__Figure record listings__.
## begin

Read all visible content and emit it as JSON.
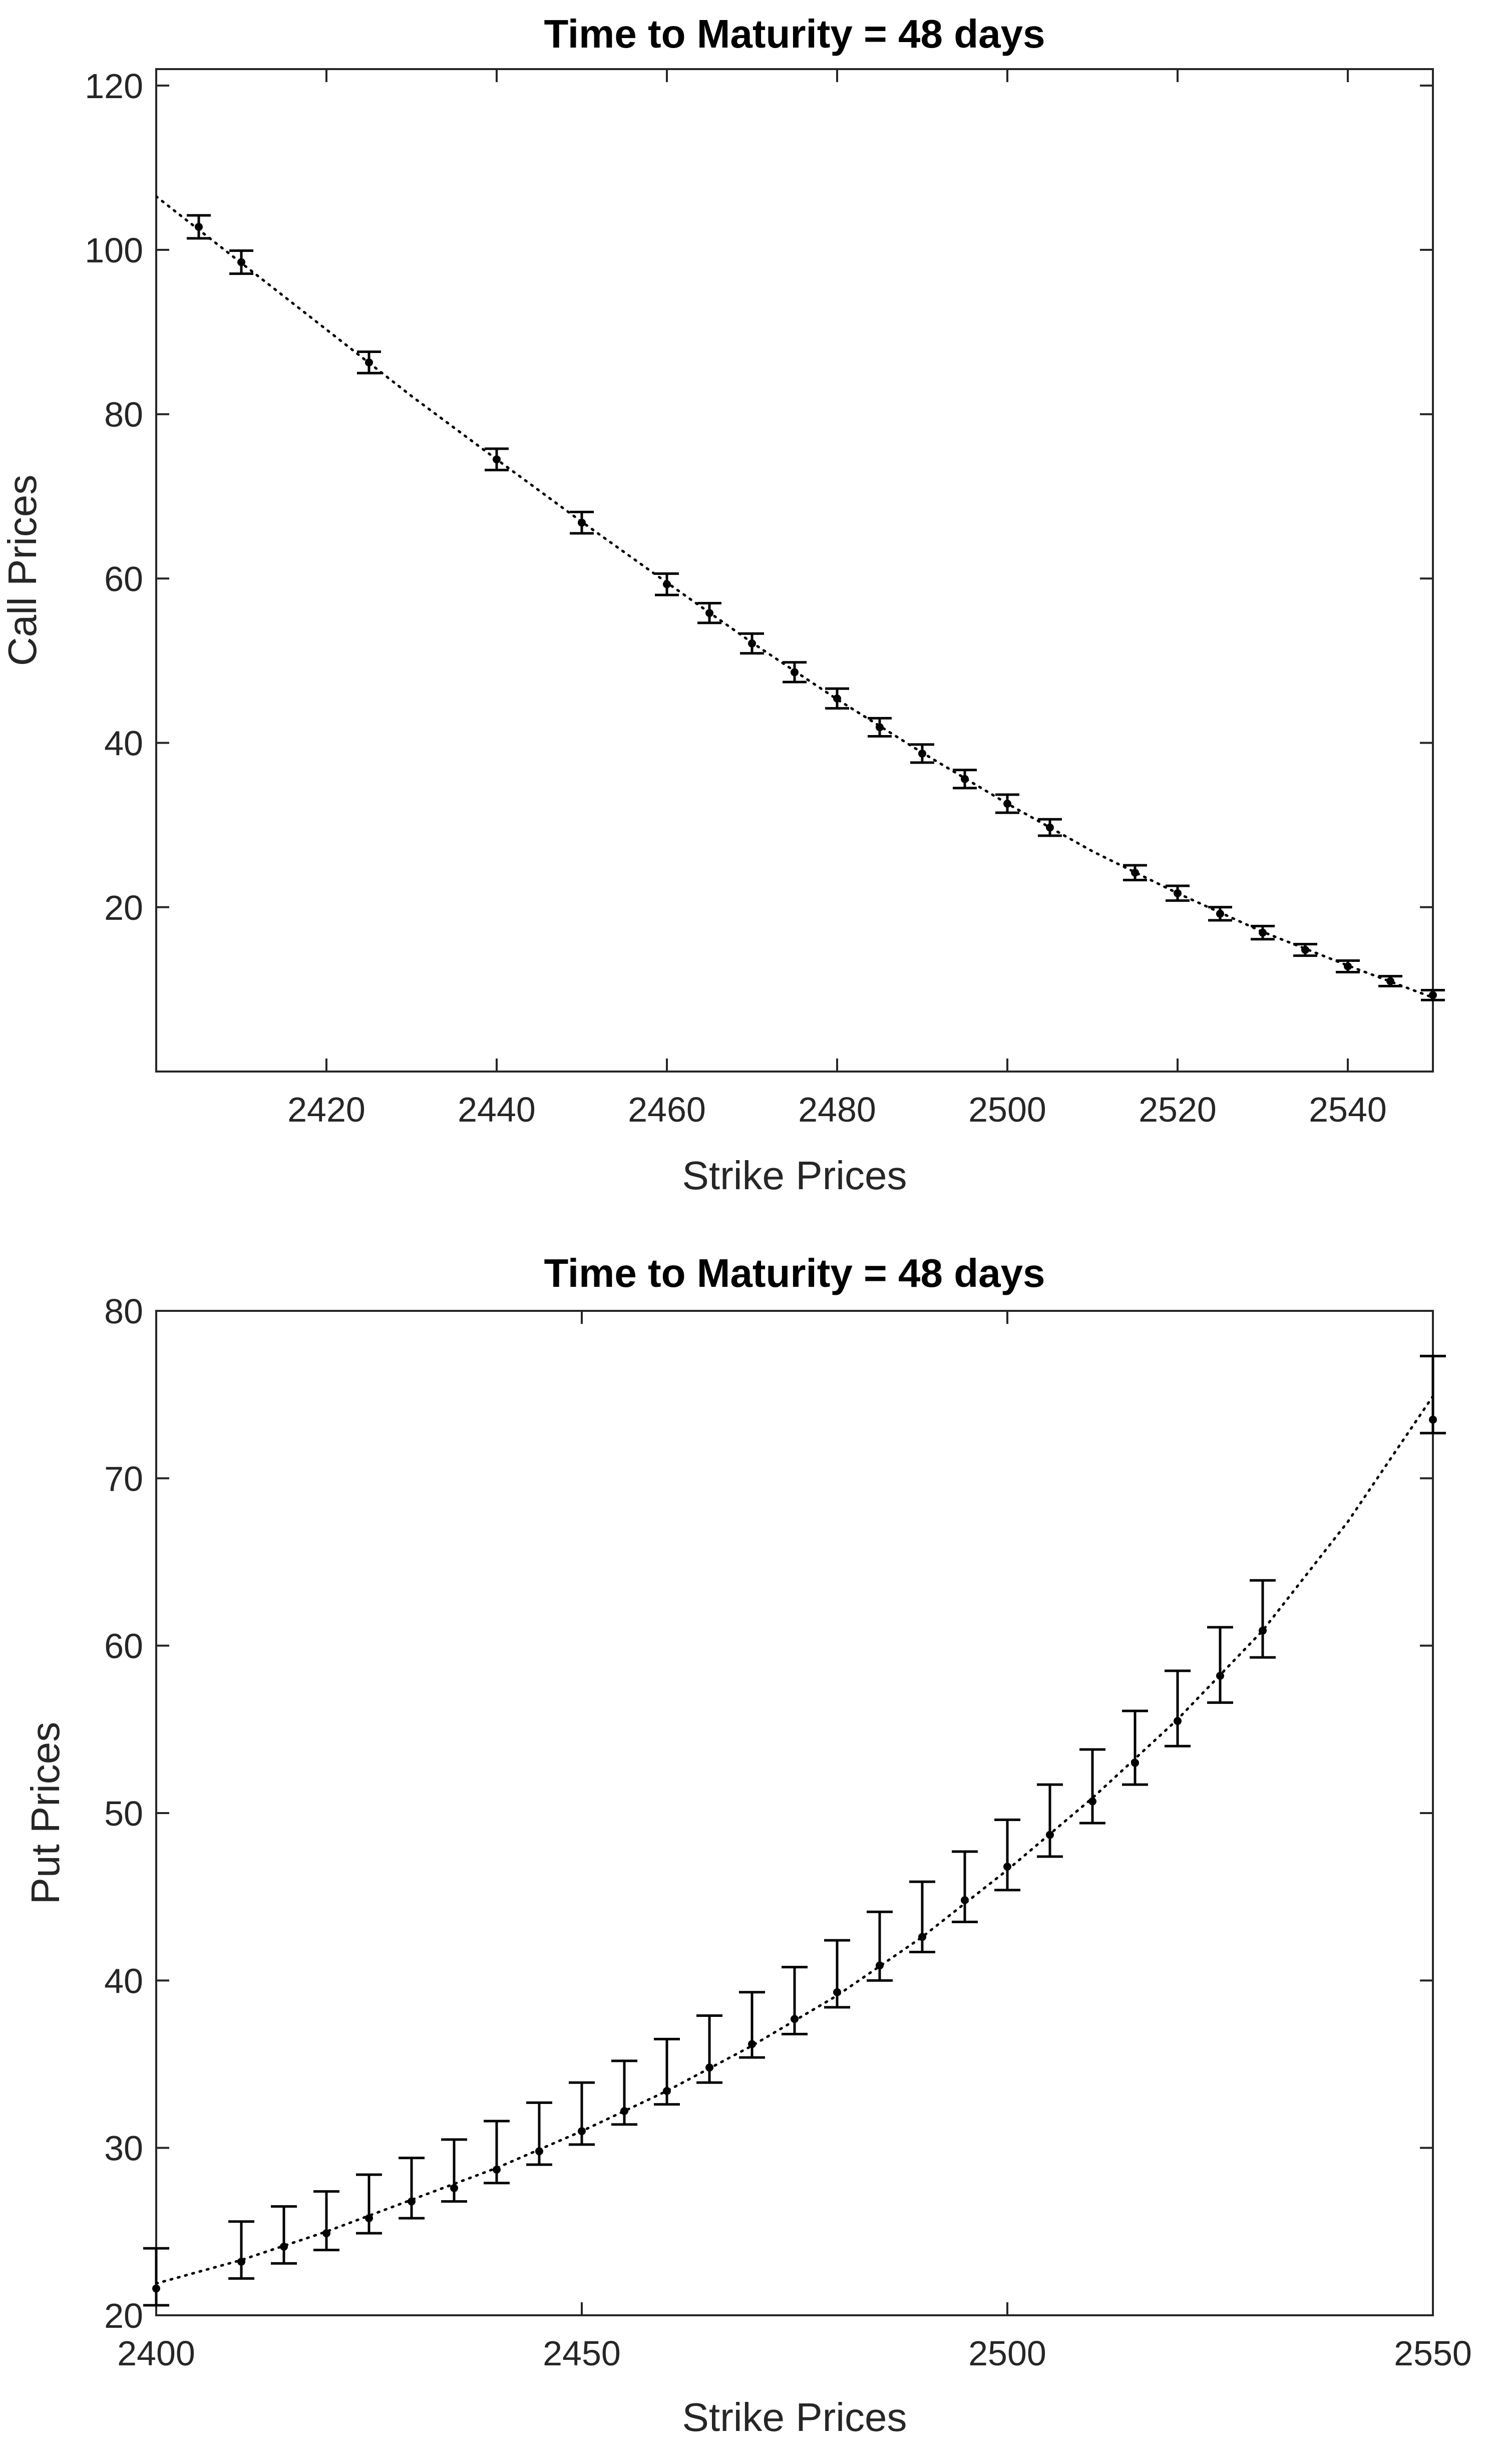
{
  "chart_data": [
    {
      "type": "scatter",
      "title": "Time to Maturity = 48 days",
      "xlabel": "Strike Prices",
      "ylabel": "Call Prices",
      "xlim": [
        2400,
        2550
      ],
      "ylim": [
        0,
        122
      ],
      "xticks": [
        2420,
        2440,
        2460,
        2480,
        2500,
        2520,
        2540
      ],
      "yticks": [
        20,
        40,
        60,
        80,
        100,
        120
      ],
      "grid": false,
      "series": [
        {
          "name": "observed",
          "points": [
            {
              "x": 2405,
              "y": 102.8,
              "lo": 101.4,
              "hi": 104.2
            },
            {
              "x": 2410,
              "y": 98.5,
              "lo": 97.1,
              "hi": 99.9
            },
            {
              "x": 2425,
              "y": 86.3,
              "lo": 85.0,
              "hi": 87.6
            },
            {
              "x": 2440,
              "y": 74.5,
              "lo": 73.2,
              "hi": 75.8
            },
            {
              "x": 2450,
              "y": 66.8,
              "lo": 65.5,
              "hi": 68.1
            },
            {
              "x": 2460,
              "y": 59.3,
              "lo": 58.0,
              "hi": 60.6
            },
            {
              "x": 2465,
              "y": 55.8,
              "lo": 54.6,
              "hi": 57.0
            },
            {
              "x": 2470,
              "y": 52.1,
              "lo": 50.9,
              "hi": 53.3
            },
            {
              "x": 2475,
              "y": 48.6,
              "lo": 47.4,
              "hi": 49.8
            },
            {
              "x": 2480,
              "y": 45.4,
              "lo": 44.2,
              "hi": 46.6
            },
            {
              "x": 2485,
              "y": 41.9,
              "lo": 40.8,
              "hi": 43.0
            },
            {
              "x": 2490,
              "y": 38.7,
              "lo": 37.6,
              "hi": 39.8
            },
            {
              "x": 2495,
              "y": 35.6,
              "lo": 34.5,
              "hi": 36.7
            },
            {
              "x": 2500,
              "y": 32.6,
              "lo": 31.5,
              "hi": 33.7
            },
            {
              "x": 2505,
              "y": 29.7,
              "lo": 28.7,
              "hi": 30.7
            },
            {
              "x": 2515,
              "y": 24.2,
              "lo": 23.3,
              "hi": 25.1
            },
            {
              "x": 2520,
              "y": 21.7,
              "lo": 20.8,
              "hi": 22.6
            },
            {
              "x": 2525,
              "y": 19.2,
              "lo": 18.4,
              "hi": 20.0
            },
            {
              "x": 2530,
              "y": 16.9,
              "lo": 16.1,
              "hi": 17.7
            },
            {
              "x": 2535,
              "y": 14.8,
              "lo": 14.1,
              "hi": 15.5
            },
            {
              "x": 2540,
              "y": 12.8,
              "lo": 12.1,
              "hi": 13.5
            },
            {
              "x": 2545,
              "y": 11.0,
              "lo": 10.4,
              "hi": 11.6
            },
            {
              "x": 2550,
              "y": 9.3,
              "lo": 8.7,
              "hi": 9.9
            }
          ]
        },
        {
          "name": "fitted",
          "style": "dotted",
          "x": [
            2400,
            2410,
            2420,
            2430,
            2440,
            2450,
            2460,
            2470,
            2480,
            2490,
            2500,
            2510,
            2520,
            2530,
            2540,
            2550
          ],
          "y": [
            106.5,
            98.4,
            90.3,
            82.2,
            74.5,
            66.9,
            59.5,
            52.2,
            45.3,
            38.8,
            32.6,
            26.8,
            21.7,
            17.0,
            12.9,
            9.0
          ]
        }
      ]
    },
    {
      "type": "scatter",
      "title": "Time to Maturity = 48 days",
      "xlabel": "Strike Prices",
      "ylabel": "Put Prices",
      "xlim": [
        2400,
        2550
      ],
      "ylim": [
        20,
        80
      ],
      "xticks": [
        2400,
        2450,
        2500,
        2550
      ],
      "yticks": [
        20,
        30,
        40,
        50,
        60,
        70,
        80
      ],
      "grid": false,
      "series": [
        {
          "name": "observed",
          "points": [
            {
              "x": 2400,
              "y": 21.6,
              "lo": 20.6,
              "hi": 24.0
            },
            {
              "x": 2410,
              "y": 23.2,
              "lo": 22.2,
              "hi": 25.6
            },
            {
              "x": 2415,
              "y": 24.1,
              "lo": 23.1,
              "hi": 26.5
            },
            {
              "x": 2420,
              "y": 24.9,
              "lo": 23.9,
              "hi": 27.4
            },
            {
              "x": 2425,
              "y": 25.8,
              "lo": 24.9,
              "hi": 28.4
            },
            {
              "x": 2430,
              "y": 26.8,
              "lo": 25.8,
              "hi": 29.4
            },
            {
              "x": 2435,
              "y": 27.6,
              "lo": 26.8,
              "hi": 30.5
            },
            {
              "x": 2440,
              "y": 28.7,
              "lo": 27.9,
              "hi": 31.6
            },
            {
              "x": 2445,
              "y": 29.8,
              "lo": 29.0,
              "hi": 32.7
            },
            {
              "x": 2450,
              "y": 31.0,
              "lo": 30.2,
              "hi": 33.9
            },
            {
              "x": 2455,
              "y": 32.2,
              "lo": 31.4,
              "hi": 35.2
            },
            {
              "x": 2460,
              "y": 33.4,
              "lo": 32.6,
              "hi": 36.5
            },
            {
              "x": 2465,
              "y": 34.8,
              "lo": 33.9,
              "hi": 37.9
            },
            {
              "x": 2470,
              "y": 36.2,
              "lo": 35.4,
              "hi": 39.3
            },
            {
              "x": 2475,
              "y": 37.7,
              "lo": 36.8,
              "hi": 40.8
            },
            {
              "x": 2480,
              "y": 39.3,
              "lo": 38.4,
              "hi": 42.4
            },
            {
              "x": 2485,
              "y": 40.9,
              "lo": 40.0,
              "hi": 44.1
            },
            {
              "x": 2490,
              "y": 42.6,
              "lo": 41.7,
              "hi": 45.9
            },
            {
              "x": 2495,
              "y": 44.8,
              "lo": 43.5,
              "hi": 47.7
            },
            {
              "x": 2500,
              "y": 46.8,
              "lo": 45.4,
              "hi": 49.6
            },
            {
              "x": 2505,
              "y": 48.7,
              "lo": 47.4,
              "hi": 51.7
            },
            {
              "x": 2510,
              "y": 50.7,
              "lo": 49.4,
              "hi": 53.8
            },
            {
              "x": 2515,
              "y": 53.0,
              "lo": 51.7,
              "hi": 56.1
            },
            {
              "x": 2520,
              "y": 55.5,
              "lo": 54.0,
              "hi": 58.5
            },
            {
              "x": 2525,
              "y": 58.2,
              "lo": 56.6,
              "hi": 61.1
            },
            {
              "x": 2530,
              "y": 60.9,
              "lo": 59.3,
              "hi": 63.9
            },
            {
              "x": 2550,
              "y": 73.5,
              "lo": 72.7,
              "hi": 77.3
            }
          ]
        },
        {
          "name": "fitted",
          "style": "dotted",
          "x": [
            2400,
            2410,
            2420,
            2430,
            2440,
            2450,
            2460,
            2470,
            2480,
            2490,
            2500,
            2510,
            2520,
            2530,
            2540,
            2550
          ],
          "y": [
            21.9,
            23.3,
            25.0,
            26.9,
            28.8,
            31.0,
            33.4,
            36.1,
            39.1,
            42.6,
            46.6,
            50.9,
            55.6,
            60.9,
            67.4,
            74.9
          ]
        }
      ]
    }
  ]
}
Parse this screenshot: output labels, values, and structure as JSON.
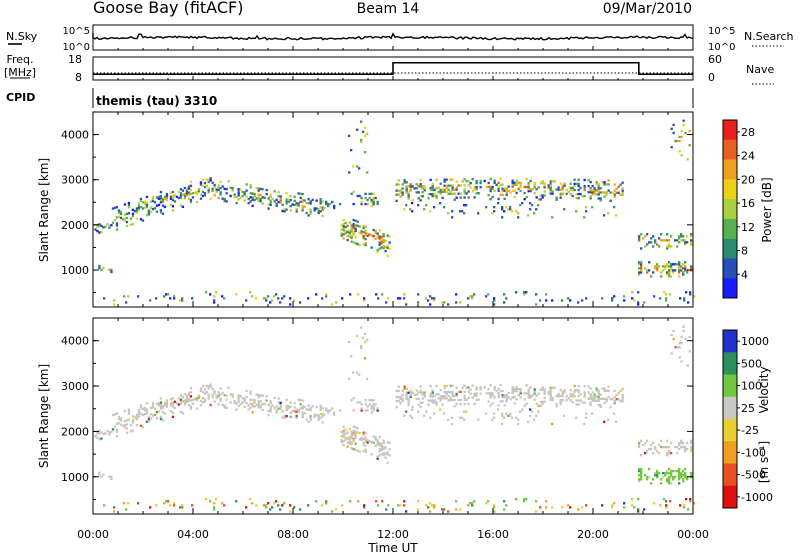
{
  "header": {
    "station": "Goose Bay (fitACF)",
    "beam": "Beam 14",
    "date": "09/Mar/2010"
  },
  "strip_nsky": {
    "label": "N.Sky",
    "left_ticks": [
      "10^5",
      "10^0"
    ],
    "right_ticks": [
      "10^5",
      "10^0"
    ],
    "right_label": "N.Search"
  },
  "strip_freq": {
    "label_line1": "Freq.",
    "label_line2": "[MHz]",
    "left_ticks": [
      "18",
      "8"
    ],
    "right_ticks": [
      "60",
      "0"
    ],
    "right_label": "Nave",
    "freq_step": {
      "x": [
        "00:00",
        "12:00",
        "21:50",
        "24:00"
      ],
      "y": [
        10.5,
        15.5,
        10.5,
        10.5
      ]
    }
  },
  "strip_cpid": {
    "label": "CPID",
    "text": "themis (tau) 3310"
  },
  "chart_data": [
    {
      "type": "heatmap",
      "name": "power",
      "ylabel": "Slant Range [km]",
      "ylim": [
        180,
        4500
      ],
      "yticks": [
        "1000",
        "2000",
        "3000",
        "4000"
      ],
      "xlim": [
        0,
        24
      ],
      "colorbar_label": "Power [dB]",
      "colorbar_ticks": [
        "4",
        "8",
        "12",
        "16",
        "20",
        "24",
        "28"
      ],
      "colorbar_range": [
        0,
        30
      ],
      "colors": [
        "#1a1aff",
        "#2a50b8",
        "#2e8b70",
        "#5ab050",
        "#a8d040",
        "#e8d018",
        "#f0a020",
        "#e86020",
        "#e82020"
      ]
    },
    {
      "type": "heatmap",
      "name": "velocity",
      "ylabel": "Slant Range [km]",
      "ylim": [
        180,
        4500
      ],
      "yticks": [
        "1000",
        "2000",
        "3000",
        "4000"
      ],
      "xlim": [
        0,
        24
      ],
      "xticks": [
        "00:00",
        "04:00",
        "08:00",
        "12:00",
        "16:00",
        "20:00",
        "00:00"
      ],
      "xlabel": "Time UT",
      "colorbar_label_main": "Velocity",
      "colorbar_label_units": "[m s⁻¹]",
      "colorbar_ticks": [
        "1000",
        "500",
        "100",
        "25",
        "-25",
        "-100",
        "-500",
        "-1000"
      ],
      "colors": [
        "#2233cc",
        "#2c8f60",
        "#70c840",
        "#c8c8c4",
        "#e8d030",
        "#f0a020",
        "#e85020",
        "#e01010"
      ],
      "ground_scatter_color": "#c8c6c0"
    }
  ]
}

## end

__Instructions for the task__. Pull out each line of the entries that contains "ylabel".

__The completed task__.
      "ylabel": "Call Prices",
      "ylabel": "Put Prices",
      "ylabel": "Slant Range [km]",
      "ylabel": "Slant Range [km]",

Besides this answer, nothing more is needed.